◆ REQUIRED WORK ◆
Copy every line of the data exactly, leaving nothing out.

···

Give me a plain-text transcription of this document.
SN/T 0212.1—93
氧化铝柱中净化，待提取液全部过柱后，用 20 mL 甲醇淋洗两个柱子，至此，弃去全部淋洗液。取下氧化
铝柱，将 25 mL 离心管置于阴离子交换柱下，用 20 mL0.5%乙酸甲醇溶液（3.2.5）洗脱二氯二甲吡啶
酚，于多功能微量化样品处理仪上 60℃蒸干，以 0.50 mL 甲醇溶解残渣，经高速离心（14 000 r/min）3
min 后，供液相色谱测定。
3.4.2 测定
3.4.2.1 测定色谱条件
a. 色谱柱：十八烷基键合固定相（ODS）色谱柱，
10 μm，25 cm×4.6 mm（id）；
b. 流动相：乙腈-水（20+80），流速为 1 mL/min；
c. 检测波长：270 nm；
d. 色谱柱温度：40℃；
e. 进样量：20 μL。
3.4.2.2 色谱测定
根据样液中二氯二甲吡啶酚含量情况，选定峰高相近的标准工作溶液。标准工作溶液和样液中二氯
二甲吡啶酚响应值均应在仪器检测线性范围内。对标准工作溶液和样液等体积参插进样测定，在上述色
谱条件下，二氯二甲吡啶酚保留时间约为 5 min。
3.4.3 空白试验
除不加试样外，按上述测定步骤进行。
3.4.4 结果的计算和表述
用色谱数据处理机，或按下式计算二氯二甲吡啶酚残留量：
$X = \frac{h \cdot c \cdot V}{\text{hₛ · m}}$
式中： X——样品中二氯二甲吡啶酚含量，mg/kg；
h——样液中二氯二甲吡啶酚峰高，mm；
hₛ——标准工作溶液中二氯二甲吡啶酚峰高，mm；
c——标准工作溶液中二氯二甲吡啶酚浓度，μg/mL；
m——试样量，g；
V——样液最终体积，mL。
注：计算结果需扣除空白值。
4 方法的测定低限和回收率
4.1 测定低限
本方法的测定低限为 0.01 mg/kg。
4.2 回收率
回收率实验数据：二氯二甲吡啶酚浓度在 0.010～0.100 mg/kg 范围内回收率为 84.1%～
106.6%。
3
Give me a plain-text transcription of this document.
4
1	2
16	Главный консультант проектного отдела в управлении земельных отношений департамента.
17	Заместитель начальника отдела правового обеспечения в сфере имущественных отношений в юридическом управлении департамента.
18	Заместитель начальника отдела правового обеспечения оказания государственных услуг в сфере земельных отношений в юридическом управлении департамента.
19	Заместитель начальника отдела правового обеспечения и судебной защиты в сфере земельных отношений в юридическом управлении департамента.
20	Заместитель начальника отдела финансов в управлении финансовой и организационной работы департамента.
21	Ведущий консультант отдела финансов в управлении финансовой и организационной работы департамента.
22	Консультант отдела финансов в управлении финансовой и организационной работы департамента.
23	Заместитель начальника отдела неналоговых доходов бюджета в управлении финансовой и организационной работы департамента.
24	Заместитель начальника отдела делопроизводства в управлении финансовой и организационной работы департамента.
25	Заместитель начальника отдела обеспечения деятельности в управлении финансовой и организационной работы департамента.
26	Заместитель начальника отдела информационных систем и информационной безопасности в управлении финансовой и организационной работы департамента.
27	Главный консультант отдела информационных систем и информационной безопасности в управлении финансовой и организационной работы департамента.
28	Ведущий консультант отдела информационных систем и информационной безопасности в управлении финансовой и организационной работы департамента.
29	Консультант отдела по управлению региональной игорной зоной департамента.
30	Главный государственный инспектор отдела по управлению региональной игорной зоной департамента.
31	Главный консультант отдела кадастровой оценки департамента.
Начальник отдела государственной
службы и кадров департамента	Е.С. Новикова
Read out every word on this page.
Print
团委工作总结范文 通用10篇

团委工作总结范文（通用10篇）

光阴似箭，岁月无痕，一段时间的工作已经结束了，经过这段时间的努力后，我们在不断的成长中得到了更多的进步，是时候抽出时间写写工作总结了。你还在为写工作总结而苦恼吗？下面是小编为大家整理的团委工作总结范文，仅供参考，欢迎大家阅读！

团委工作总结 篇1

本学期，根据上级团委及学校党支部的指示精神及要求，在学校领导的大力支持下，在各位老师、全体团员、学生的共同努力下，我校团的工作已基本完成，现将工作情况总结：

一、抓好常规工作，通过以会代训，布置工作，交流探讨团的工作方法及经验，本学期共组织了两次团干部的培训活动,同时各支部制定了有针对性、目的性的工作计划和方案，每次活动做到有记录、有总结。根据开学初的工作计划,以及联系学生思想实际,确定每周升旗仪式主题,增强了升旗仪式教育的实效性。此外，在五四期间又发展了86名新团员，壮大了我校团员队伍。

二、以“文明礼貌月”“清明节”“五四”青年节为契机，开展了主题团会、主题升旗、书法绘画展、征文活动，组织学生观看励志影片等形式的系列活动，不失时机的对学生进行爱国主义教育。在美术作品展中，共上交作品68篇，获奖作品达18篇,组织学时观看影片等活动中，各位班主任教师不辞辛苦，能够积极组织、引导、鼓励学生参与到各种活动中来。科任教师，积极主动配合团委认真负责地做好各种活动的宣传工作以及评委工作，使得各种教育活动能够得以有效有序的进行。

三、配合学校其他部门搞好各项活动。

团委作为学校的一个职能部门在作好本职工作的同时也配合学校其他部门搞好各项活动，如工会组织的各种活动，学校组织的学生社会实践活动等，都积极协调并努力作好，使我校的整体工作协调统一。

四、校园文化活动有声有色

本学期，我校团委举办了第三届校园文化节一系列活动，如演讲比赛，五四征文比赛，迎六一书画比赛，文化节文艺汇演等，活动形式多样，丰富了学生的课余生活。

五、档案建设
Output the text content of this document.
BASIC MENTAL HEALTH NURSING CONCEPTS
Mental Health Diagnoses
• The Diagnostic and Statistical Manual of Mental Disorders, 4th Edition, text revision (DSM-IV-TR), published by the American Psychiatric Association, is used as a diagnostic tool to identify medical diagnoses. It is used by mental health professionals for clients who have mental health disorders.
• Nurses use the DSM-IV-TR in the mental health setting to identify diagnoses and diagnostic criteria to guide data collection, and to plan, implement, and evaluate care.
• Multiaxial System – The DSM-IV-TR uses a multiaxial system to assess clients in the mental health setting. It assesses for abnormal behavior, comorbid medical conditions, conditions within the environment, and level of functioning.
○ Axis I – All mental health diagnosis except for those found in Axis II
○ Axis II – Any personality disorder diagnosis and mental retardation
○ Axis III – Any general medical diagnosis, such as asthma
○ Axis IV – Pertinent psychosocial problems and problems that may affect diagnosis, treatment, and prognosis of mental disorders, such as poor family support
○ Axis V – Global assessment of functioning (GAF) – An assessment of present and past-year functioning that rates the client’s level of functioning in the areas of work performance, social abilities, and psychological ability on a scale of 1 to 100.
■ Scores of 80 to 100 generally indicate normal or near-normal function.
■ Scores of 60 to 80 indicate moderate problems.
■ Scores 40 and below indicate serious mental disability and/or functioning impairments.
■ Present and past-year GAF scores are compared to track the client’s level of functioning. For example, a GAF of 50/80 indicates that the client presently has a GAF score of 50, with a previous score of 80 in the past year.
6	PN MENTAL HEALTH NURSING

···

◆ RESPONSE TO THIS EXERCISE ◆
Give me a plain-text transcription of this document.
SN/T 0212.1—93
氧化铝柱中净化，待提取液全部过柱后，用 20 mL 甲醇淋洗两个柱子，至此，弃去全部淋洗液。取下氧化
铝柱，将 25 mL 离心管置于阴离子交换柱下，用 20 mL0.5%乙酸甲醇溶液（3.2.5）洗脱二氯二甲吡啶
酚，于多功能微量化样品处理仪上 60℃蒸干，以 0.50 mL 甲醇溶解残渣，经高速离心（14 000 r/min）3
min 后，供液相色谱测定。
3.4.2 测定
3.4.2.1 测定色谱条件
a. 色谱柱：十八烷基键合固定相（ODS）色谱柱，
10 μm，25 cm×4.6 mm（id）；
b. 流动相：乙腈-水（20+80），流速为 1 mL/min；
c. 检测波长：270 nm；
d. 色谱柱温度：40℃；
e. 进样量：20 μL。
3.4.2.2 色谱测定
根据样液中二氯二甲吡啶酚含量情况，选定峰高相近的标准工作溶液。标准工作溶液和样液中二氯
二甲吡啶酚响应值均应在仪器检测线性范围内。对标准工作溶液和样液等体积参插进样测定，在上述色
谱条件下，二氯二甲吡啶酚保留时间约为 5 min。
3.4.3 空白试验
除不加试样外，按上述测定步骤进行。
3.4.4 结果的计算和表述
用色谱数据处理机，或按下式计算二氯二甲吡啶酚残留量：
$X = \frac{h \cdot c \cdot V}{\text{hₛ · m}}$
式中： X——样品中二氯二甲吡啶酚含量，mg/kg；
h——样液中二氯二甲吡啶酚峰高，mm；
hₛ——标准工作溶液中二氯二甲吡啶酚峰高，mm；
c——标准工作溶液中二氯二甲吡啶酚浓度，μg/mL；
m——试样量，g；
V——样液最终体积，mL。
注：计算结果需扣除空白值。
4 方法的测定低限和回收率
4.1 测定低限
本方法的测定低限为 0.01 mg/kg。
4.2 回收率
回收率实验数据：二氯二甲吡啶酚浓度在 0.010～0.100 mg/kg 范围内回收率为 84.1%～
106.6%。
3
Give me a plain-text transcription of this document.
4
1	2
16	Главный консультант проектного отдела в управлении земельных отношений департамента.
17	Заместитель начальника отдела правового обеспечения в сфере имущественных отношений в юридическом управлении департамента.
18	Заместитель начальника отдела правового обеспечения оказания государственных услуг в сфере земельных отношений в юридическом управлении департамента.
19	Заместитель начальника отдела правового обеспечения и судебной защиты в сфере земельных отношений в юридическом управлении департамента.
20	Заместитель начальника отдела финансов в управлении финансовой и организационной работы департамента.
21	Ведущий консультант отдела финансов в управлении финансовой и организационной работы департамента.
22	Консультант отдела финансов в управлении финансовой и организационной работы департамента.
23	Заместитель начальника отдела неналоговых доходов бюджета в управлении финансовой и организационной работы департамента.
24	Заместитель начальника отдела делопроизводства в управлении финансовой и организационной работы департамента.
25	Заместитель начальника отдела обеспечения деятельности в управлении финансовой и организационной работы департамента.
26	Заместитель начальника отдела информационных систем и информационной безопасности в управлении финансовой и организационной работы департамента.
27	Главный консультант отдела информационных систем и информационной безопасности в управлении финансовой и организационной работы департамента.
28	Ведущий консультант отдела информационных систем и информационной безопасности в управлении финансовой и организационной работы департамента.
29	Консультант отдела по управлению региональной игорной зоной департамента.
30	Главный государственный инспектор отдела по управлению региональной игорной зоной департамента.
31	Главный консультант отдела кадастровой оценки департамента.
Начальник отдела государственной
службы и кадров департамента	Е.С. Новикова
Read out every word on this page.
Print
团委工作总结范文 通用10篇

团委工作总结范文（通用10篇）

光阴似箭，岁月无痕，一段时间的工作已经结束了，经过这段时间的努力后，我们在不断的成长中得到了更多的进步，是时候抽出时间写写工作总结了。你还在为写工作总结而苦恼吗？下面是小编为大家整理的团委工作总结范文，仅供参考，欢迎大家阅读！

团委工作总结 篇1

本学期，根据上级团委及学校党支部的指示精神及要求，在学校领导的大力支持下，在各位老师、全体团员、学生的共同努力下，我校团的工作已基本完成，现将工作情况总结：

一、抓好常规工作，通过以会代训，布置工作，交流探讨团的工作方法及经验，本学期共组织了两次团干部的培训活动,同时各支部制定了有针对性、目的性的工作计划和方案，每次活动做到有记录、有总结。根据开学初的工作计划,以及联系学生思想实际,确定每周升旗仪式主题,增强了升旗仪式教育的实效性。此外，在五四期间又发展了86名新团员，壮大了我校团员队伍。

二、以“文明礼貌月”“清明节”“五四”青年节为契机，开展了主题团会、主题升旗、书法绘画展、征文活动，组织学生观看励志影片等形式的系列活动，不失时机的对学生进行爱国主义教育。在美术作品展中，共上交作品68篇，获奖作品达18篇,组织学时观看影片等活动中，各位班主任教师不辞辛苦，能够积极组织、引导、鼓励学生参与到各种活动中来。科任教师，积极主动配合团委认真负责地做好各种活动的宣传工作以及评委工作，使得各种教育活动能够得以有效有序的进行。

三、配合学校其他部门搞好各项活动。

团委作为学校的一个职能部门在作好本职工作的同时也配合学校其他部门搞好各项活动，如工会组织的各种活动，学校组织的学生社会实践活动等，都积极协调并努力作好，使我校的整体工作协调统一。

四、校园文化活动有声有色

本学期，我校团委举办了第三届校园文化节一系列活动，如演讲比赛，五四征文比赛，迎六一书画比赛，文化节文艺汇演等，活动形式多样，丰富了学生的课余生活。

五、档案建设
Output the text content of this document.
BASIC MENTAL HEALTH NURSING CONCEPTS
Mental Health Diagnoses
• The Diagnostic and Statistical Manual of Mental Disorders, 4th Edition, text revision (DSM-IV-TR), published by the American Psychiatric Association, is used as a diagnostic tool to identify medical diagnoses. It is used by mental health professionals for clients who have mental health disorders.
• Nurses use the DSM-IV-TR in the mental health setting to identify diagnoses and diagnostic criteria to guide data collection, and to plan, implement, and evaluate care.
• Multiaxial System – The DSM-IV-TR uses a multiaxial system to assess clients in the mental health setting. It assesses for abnormal behavior, comorbid medical conditions, conditions within the environment, and level of functioning.
○ Axis I – All mental health diagnosis except for those found in Axis II
○ Axis II – Any personality disorder diagnosis and mental retardation
○ Axis III – Any general medical diagnosis, such as asthma
○ Axis IV – Pertinent psychosocial problems and problems that may affect diagnosis, treatment, and prognosis of mental disorders, such as poor family support
○ Axis V – Global assessment of functioning (GAF) – An assessment of present and past-year functioning that rates the client’s level of functioning in the areas of work performance, social abilities, and psychological ability on a scale of 1 to 100.
■ Scores of 80 to 100 generally indicate normal or near-normal function.
■ Scores of 60 to 80 indicate moderate problems.
■ Scores 40 and below indicate serious mental disability and/or functioning impairments.
■ Present and past-year GAF scores are compared to track the client’s level of functioning. For example, a GAF of 50/80 indicates that the client presently has a GAF score of 50, with a previous score of 80 in the past year.
6	PN MENTAL HEALTH NURSING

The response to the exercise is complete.